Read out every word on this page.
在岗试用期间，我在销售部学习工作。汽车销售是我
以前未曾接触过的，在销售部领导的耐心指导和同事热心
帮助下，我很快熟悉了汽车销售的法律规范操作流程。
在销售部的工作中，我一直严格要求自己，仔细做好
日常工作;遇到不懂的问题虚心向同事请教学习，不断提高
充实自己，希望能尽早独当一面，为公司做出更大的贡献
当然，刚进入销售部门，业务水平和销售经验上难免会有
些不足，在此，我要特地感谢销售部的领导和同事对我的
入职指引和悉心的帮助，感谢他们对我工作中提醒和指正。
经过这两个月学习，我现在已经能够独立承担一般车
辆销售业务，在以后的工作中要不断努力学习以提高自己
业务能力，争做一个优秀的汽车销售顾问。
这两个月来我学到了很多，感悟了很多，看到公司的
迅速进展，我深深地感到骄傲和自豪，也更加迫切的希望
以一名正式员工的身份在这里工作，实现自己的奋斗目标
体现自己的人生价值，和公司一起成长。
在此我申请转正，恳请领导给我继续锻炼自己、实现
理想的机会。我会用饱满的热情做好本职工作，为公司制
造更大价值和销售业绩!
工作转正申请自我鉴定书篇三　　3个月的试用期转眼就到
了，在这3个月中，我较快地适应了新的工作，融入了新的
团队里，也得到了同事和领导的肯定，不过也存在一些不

================================

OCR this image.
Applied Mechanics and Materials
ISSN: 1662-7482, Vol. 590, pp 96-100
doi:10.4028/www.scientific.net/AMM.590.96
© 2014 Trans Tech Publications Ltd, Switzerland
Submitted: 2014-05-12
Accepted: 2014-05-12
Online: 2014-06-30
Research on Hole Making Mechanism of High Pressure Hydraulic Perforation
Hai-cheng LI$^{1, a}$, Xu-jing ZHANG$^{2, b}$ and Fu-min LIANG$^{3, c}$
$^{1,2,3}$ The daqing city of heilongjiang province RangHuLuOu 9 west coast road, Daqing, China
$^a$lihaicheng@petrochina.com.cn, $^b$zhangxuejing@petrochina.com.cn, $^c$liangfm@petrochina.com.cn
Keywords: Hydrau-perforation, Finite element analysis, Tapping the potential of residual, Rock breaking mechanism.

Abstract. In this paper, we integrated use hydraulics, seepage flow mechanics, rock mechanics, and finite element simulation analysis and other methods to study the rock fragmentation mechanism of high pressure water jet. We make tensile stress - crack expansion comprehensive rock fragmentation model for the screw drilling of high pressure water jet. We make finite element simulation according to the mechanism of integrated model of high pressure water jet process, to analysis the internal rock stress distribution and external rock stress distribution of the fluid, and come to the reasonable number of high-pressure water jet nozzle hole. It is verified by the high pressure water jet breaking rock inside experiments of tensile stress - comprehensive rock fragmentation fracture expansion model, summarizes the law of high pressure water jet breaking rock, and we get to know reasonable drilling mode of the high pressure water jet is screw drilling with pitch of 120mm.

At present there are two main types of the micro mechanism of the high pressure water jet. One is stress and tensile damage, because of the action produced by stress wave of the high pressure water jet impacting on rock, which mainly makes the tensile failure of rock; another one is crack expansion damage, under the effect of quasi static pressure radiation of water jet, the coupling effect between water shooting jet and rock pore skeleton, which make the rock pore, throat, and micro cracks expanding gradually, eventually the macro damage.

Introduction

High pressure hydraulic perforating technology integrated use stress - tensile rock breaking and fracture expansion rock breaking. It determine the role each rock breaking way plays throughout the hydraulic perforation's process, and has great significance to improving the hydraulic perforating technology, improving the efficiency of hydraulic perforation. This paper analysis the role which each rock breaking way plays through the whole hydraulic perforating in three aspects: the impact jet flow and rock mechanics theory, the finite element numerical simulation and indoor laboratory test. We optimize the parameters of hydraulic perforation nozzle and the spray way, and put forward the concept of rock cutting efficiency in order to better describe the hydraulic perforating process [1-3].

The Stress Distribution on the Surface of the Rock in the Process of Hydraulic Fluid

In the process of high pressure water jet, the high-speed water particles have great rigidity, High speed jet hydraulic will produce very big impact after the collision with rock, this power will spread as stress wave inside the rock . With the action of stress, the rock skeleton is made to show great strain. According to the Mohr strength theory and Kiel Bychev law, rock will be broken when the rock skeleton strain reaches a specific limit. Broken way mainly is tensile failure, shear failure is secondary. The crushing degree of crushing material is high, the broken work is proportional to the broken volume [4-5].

================================

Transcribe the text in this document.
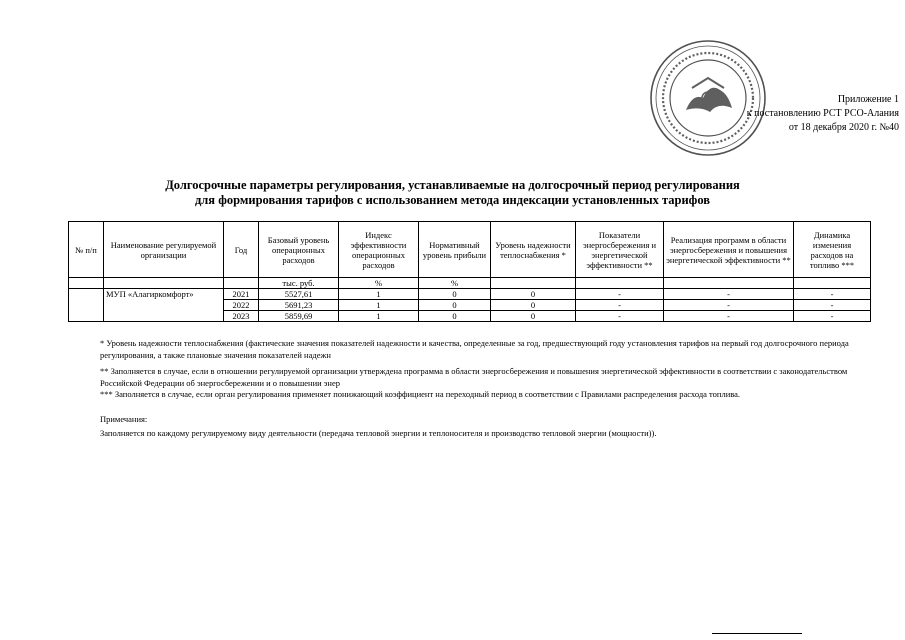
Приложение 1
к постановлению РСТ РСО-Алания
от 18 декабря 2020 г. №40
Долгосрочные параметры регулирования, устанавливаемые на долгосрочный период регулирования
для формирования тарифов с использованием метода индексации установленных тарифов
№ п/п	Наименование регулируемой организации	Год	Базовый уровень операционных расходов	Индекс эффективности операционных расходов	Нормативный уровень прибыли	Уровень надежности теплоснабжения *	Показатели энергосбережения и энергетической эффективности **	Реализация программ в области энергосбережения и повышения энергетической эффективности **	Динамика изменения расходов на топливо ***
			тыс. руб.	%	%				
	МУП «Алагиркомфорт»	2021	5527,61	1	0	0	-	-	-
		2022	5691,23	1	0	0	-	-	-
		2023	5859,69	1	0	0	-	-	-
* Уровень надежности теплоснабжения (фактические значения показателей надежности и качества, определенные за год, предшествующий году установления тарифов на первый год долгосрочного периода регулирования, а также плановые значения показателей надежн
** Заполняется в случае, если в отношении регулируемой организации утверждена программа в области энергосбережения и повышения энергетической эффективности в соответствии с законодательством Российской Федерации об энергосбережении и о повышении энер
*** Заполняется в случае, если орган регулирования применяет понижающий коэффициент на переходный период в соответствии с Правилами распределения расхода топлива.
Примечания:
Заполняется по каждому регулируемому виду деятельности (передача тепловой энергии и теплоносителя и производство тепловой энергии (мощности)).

================================

Goal:
Go through the listing above and pull out each line containing the word "paper".

Full answer:
Abstract. In this paper, we integrated use hydraulics, seepage flow mechanics, rock mechanics, and finite element simulation analysis and other methods to study the rock fragmentation mechanism of high pressure water jet. We make tensile stress - crack expansion comprehensive rock fragmentation model for the screw drilling of high pressure water jet. We make finite element simulation according to the mechanism of integrated model of high pressure water jet process, to analysis the internal rock stress distribution and external rock stress distribution of the fluid, and come to the reasonable number of high-pressure water jet nozzle hole. It is verified by the high pressure water jet breaking rock inside experiments of tensile stress - comprehensive rock fragmentation fracture expansion model, summarizes the law of high pressure water jet breaking rock, and we get to know reasonable drilling mode of the high pressure water jet is screw drilling with pitch of 120mm.
High pressure hydraulic perforating technology integrated use stress - tensile rock breaking and fracture expansion rock breaking. It determine the role each rock breaking way plays throughout the hydraulic perforation's process, and has great significance to improving the hydraulic perforating technology, improving the efficiency of hydraulic perforation. This paper analysis the role which each rock breaking way plays through the whole hydraulic perforating in three aspects: the impact jet flow and rock mechanics theory, the finite element numerical simulation and indoor laboratory test. We optimize the parameters of hydraulic perforation nozzle and the spray way, and put forward the concept of rock cutting efficiency in order to better describe the hydraulic perforating process [1-3].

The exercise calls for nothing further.